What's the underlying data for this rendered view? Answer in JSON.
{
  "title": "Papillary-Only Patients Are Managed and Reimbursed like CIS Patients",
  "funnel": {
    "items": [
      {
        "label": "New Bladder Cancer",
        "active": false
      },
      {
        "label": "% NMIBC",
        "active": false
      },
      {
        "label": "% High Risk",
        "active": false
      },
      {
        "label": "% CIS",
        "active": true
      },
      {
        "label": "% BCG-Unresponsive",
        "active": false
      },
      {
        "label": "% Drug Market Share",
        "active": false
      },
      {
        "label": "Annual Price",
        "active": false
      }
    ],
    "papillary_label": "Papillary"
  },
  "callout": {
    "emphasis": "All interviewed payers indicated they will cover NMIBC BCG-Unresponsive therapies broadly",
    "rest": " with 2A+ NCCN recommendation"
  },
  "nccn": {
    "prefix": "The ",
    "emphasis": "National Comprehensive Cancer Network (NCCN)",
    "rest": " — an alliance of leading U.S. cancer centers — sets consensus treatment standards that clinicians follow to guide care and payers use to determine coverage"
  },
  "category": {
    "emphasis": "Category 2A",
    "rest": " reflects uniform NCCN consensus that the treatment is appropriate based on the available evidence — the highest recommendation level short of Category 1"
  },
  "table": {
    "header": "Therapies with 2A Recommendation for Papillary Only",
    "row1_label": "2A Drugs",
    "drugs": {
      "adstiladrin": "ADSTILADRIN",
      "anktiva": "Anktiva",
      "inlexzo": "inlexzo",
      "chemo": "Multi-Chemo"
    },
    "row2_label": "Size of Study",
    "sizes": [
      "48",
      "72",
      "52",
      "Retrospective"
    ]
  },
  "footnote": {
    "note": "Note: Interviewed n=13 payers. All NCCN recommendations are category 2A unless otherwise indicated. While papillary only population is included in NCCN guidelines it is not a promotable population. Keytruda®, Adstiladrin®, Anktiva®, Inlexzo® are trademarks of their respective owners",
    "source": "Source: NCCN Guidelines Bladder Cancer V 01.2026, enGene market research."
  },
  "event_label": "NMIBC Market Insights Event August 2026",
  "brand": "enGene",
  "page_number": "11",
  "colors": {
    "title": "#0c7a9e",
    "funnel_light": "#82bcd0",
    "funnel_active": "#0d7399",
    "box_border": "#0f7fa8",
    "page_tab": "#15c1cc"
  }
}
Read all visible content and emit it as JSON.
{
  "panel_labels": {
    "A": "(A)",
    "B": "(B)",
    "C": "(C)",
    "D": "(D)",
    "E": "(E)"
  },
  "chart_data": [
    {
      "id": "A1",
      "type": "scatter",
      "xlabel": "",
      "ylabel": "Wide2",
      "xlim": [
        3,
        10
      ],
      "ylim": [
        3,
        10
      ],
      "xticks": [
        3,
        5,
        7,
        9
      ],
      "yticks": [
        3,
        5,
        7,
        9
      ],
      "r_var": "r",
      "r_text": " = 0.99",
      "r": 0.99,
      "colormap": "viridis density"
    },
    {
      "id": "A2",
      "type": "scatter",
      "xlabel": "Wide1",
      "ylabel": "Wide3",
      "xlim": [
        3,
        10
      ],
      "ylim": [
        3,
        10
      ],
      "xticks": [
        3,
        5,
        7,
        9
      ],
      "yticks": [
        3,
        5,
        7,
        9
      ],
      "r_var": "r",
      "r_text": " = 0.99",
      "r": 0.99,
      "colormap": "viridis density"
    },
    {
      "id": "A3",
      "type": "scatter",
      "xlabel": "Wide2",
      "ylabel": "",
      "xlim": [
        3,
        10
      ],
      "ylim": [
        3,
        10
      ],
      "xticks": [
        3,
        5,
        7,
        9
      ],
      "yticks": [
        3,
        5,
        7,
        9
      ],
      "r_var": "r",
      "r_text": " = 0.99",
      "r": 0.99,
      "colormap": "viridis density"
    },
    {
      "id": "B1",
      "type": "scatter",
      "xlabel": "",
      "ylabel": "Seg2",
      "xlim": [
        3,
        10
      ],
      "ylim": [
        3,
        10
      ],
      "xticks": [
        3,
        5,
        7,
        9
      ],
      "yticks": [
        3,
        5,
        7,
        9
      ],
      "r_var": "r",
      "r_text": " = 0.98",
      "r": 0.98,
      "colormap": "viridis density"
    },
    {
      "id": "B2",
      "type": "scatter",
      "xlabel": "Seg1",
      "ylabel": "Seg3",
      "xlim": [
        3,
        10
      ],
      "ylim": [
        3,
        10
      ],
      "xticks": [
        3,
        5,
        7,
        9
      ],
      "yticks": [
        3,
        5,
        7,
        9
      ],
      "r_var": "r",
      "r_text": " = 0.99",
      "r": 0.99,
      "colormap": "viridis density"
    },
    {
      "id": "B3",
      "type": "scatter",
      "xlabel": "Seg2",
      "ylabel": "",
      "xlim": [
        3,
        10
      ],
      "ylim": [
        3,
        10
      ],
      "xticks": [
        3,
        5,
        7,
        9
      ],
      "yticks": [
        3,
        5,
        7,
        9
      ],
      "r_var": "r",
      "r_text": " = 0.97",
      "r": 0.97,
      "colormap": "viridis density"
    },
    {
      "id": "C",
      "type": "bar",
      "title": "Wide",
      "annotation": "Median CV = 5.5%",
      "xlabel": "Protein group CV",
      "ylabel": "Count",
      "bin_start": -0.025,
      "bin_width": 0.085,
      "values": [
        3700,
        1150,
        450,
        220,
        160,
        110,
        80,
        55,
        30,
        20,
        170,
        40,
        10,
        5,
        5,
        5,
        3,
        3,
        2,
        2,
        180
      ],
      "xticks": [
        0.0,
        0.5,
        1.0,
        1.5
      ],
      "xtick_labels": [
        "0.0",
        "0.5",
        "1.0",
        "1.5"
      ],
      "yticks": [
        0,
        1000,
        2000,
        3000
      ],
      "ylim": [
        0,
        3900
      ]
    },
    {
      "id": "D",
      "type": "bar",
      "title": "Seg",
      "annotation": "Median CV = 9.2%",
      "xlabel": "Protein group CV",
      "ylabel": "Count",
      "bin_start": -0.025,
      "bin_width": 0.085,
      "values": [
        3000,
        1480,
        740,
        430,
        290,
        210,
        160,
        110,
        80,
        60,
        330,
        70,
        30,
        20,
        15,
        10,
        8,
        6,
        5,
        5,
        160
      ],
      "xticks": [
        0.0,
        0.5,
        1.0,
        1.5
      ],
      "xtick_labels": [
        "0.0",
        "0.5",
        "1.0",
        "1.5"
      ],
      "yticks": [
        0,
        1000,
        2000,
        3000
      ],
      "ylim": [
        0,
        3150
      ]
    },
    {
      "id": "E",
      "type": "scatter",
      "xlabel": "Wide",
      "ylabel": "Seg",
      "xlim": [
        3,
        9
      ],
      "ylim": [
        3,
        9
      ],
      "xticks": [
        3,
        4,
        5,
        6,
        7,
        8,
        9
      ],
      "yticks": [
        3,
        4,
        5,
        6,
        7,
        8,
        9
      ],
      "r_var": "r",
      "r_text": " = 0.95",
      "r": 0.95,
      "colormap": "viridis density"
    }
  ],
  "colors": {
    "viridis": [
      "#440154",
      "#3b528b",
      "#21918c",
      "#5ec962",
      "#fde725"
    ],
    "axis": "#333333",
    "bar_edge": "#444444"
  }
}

════════════════

## [Task description]
Go through the entries above and count the lines containing the word "xlabel"; give only that count.

## [Exercise output]
9